(Entries with figure data)
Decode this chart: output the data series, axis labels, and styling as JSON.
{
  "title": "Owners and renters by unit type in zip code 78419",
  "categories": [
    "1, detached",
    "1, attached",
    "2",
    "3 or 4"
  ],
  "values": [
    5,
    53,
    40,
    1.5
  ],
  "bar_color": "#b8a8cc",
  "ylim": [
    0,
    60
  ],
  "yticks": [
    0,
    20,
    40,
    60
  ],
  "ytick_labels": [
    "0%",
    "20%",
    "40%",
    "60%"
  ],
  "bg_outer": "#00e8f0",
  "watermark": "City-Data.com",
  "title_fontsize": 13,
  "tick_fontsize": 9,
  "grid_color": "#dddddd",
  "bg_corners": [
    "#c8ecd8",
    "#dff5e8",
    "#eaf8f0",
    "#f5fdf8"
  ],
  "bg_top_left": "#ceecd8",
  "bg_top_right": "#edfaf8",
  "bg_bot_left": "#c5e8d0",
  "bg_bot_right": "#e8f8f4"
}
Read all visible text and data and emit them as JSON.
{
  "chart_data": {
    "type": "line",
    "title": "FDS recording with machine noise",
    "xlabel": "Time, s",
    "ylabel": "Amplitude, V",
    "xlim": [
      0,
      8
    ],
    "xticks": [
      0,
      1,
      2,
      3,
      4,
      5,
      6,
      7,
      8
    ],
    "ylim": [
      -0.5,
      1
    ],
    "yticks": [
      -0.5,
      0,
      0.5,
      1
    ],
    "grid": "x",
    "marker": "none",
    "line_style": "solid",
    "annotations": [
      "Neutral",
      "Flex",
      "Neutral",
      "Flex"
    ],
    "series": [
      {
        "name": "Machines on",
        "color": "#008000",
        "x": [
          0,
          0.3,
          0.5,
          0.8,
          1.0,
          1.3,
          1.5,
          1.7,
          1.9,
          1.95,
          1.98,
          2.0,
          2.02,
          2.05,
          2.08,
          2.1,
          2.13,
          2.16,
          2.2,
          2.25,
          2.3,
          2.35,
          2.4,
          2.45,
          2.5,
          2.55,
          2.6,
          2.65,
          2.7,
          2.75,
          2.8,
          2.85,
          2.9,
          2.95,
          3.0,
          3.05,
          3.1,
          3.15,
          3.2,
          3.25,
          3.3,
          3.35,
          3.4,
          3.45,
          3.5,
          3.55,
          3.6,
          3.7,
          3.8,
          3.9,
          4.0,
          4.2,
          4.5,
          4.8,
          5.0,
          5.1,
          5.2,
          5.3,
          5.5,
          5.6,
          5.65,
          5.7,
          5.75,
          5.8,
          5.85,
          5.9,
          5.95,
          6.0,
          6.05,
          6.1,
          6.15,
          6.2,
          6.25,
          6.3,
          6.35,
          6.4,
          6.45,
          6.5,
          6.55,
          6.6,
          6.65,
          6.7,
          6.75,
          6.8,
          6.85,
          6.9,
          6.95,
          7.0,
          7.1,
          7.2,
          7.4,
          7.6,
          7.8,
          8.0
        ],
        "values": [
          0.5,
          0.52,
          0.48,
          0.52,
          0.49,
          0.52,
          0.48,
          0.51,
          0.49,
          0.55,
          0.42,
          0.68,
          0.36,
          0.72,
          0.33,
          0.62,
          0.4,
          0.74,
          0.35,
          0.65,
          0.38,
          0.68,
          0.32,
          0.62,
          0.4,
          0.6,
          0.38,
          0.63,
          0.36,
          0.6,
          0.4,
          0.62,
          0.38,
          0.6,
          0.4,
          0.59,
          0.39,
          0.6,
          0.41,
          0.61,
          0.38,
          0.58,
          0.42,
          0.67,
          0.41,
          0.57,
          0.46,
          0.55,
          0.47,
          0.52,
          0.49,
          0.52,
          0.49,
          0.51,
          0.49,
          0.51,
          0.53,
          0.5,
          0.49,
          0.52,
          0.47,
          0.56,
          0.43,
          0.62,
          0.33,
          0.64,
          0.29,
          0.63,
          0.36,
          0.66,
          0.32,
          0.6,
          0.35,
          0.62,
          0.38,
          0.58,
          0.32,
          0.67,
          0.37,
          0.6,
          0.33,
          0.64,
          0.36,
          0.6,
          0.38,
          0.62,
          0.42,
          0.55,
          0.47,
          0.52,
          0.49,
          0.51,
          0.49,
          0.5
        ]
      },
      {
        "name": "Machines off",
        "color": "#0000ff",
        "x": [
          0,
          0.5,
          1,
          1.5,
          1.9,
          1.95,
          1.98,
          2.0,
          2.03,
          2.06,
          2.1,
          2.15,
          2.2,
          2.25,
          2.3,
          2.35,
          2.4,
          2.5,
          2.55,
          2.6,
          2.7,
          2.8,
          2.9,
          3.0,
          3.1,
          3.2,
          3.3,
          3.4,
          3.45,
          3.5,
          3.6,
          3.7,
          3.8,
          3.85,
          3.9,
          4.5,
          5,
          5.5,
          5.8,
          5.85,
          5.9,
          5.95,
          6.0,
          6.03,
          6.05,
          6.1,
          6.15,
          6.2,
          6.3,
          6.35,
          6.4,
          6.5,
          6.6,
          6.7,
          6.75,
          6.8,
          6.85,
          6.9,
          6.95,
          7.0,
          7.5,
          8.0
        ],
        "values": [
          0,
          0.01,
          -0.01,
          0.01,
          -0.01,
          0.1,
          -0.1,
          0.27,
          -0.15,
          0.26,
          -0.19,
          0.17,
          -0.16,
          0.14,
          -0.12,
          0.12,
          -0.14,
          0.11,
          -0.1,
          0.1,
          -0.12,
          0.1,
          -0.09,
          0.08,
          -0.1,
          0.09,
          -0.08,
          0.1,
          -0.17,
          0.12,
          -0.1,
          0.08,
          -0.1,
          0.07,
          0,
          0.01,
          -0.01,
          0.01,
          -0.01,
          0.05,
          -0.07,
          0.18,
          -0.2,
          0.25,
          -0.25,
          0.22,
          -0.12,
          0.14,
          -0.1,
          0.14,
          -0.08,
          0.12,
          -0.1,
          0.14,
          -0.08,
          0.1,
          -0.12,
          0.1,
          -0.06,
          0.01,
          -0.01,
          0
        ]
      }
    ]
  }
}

◆ **What you need to do**: Repeat the records above exactly, leaving none out.

◆ **Written response**:
Decode this chart: output the data series, axis labels, and styling as JSON.
{
  "title": "Owners and renters by unit type in zip code 78419",
  "categories": [
    "1, detached",
    "1, attached",
    "2",
    "3 or 4"
  ],
  "values": [
    5,
    53,
    40,
    1.5
  ],
  "bar_color": "#b8a8cc",
  "ylim": [
    0,
    60
  ],
  "yticks": [
    0,
    20,
    40,
    60
  ],
  "ytick_labels": [
    "0%",
    "20%",
    "40%",
    "60%"
  ],
  "bg_outer": "#00e8f0",
  "watermark": "City-Data.com",
  "title_fontsize": 13,
  "tick_fontsize": 9,
  "grid_color": "#dddddd",
  "bg_corners": [
    "#c8ecd8",
    "#dff5e8",
    "#eaf8f0",
    "#f5fdf8"
  ],
  "bg_top_left": "#ceecd8",
  "bg_top_right": "#edfaf8",
  "bg_bot_left": "#c5e8d0",
  "bg_bot_right": "#e8f8f4"
}
Read all visible text and data and emit them as JSON.
{
  "chart_data": {
    "type": "line",
    "title": "FDS recording with machine noise",
    "xlabel": "Time, s",
    "ylabel": "Amplitude, V",
    "xlim": [
      0,
      8
    ],
    "xticks": [
      0,
      1,
      2,
      3,
      4,
      5,
      6,
      7,
      8
    ],
    "ylim": [
      -0.5,
      1
    ],
    "yticks": [
      -0.5,
      0,
      0.5,
      1
    ],
    "grid": "x",
    "marker": "none",
    "line_style": "solid",
    "annotations": [
      "Neutral",
      "Flex",
      "Neutral",
      "Flex"
    ],
    "series": [
      {
        "name": "Machines on",
        "color": "#008000",
        "x": [
          0,
          0.3,
          0.5,
          0.8,
          1.0,
          1.3,
          1.5,
          1.7,
          1.9,
          1.95,
          1.98,
          2.0,
          2.02,
          2.05,
          2.08,
          2.1,
          2.13,
          2.16,
          2.2,
          2.25,
          2.3,
          2.35,
          2.4,
          2.45,
          2.5,
          2.55,
          2.6,
          2.65,
          2.7,
          2.75,
          2.8,
          2.85,
          2.9,
          2.95,
          3.0,
          3.05,
          3.1,
          3.15,
          3.2,
          3.25,
          3.3,
          3.35,
          3.4,
          3.45,
          3.5,
          3.55,
          3.6,
          3.7,
          3.8,
          3.9,
          4.0,
          4.2,
          4.5,
          4.8,
          5.0,
          5.1,
          5.2,
          5.3,
          5.5,
          5.6,
          5.65,
          5.7,
          5.75,
          5.8,
          5.85,
          5.9,
          5.95,
          6.0,
          6.05,
          6.1,
          6.15,
          6.2,
          6.25,
          6.3,
          6.35,
          6.4,
          6.45,
          6.5,
          6.55,
          6.6,
          6.65,
          6.7,
          6.75,
          6.8,
          6.85,
          6.9,
          6.95,
          7.0,
          7.1,
          7.2,
          7.4,
          7.6,
          7.8,
          8.0
        ],
        "values": [
          0.5,
          0.52,
          0.48,
          0.52,
          0.49,
          0.52,
          0.48,
          0.51,
          0.49,
          0.55,
          0.42,
          0.68,
          0.36,
          0.72,
          0.33,
          0.62,
          0.4,
          0.74,
          0.35,
          0.65,
          0.38,
          0.68,
          0.32,
          0.62,
          0.4,
          0.6,
          0.38,
          0.63,
          0.36,
          0.6,
          0.4,
          0.62,
          0.38,
          0.6,
          0.4,
          0.59,
          0.39,
          0.6,
          0.41,
          0.61,
          0.38,
          0.58,
          0.42,
          0.67,
          0.41,
          0.57,
          0.46,
          0.55,
          0.47,
          0.52,
          0.49,
          0.52,
          0.49,
          0.51,
          0.49,
          0.51,
          0.53,
          0.5,
          0.49,
          0.52,
          0.47,
          0.56,
          0.43,
          0.62,
          0.33,
          0.64,
          0.29,
          0.63,
          0.36,
          0.66,
          0.32,
          0.6,
          0.35,
          0.62,
          0.38,
          0.58,
          0.32,
          0.67,
          0.37,
          0.6,
          0.33,
          0.64,
          0.36,
          0.6,
          0.38,
          0.62,
          0.42,
          0.55,
          0.47,
          0.52,
          0.49,
          0.51,
          0.49,
          0.5
        ]
      },
      {
        "name": "Machines off",
        "color": "#0000ff",
        "x": [
          0,
          0.5,
          1,
          1.5,
          1.9,
          1.95,
          1.98,
          2.0,
          2.03,
          2.06,
          2.1,
          2.15,
          2.2,
          2.25,
          2.3,
          2.35,
          2.4,
          2.5,
          2.55,
          2.6,
          2.7,
          2.8,
          2.9,
          3.0,
          3.1,
          3.2,
          3.3,
          3.4,
          3.45,
          3.5,
          3.6,
          3.7,
          3.8,
          3.85,
          3.9,
          4.5,
          5,
          5.5,
          5.8,
          5.85,
          5.9,
          5.95,
          6.0,
          6.03,
          6.05,
          6.1,
          6.15,
          6.2,
          6.3,
          6.35,
          6.4,
          6.5,
          6.6,
          6.7,
          6.75,
          6.8,
          6.85,
          6.9,
          6.95,
          7.0,
          7.5,
          8.0
        ],
        "values": [
          0,
          0.01,
          -0.01,
          0.01,
          -0.01,
          0.1,
          -0.1,
          0.27,
          -0.15,
          0.26,
          -0.19,
          0.17,
          -0.16,
          0.14,
          -0.12,
          0.12,
          -0.14,
          0.11,
          -0.1,
          0.1,
          -0.12,
          0.1,
          -0.09,
          0.08,
          -0.1,
          0.09,
          -0.08,
          0.1,
          -0.17,
          0.12,
          -0.1,
          0.08,
          -0.1,
          0.07,
          0,
          0.01,
          -0.01,
          0.01,
          -0.01,
          0.05,
          -0.07,
          0.18,
          -0.2,
          0.25,
          -0.25,
          0.22,
          -0.12,
          0.14,
          -0.1,
          0.14,
          -0.08,
          0.12,
          -0.1,
          0.14,
          -0.08,
          0.1,
          -0.12,
          0.1,
          -0.06,
          0.01,
          -0.01,
          0
        ]
      }
    ]
  }
}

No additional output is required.